- **TASK ITEM**:
Continue the profile of footballer Celso Daniel Caeiro Raposo shown below, starting after its last line.

- **SOURCE TEXT**:
************

Personal information
- Full name: Celso Daniel Caeiro Raposo
- Date of birth: 3 April 1996 (age 30)
- Place of birth: Barreiro, Portugal
- Height: 1.80 m (5 ft 11 in)
- Position: Right-back

Team information
- Current team: Mafra
- Number: 13

Youth career
- 2004–2007: Moitense
- 2007–2008: Sporting
- 2008–2009: Fabril Barreiro
- 2009–2015: Barreirense

Senior career*
- Years: Team / Apps / (Gls)
- 2015–2016: Alginet
- 2016–2017: Tomelloso / 1 / (0)
- 2017: Quintanar del Rey / 5 / (0)
- 2017–2018: Fabril Barreiro
- 2018: Almancilense / 10 / (0)
- 2018–2019: Praiense / 20 / (0)
- 2019–2020: Cova da Piedade / 10 / (0)
- 2020–2021: Pinhalnovense / 14 / (1)
- 2021: Vestri / 6 / (0)

************

[Stored data entries]

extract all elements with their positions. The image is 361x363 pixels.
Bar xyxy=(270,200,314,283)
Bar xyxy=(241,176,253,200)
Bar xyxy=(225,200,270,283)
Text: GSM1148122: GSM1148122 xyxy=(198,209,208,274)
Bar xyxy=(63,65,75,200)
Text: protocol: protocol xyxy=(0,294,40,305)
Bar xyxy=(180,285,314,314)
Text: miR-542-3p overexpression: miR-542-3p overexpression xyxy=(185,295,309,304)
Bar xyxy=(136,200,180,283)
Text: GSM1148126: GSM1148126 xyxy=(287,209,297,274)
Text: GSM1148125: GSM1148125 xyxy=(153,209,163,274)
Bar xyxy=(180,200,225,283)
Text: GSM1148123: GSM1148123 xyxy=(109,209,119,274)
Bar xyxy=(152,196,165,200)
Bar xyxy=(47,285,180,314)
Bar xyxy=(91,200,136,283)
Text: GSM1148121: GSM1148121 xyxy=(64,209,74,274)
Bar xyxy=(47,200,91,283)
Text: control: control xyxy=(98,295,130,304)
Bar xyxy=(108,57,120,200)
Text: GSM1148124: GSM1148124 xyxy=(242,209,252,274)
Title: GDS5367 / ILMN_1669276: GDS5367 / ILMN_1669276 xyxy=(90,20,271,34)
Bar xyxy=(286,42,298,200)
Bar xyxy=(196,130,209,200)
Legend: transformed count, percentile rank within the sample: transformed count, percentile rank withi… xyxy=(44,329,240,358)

************

- **RESPONSE**:
- 2021–2023: Lokomotiv Sofia / 60 / (3)
- 2023: Kalamata / 9 / (0)
- 2024–2025: Lokomotiv Sofia / 42 / (0)
- 2025–: Mafra / 23 / (0)

= Celso Raposo =

Portuguese footballer

Celso Daniel Caeiro Raposo (born 3 April 1996) is a Portuguese professional footballer who plays as a right-back for Liga 3 club Mafra.

==Career==
He made his Taça da Liga debut for Cova da Piedade on 28 July 2019 in a game against Leixões. In July 2021, Raposo signed a two-year contract with Bulgarian club Lokomotiv Sofia.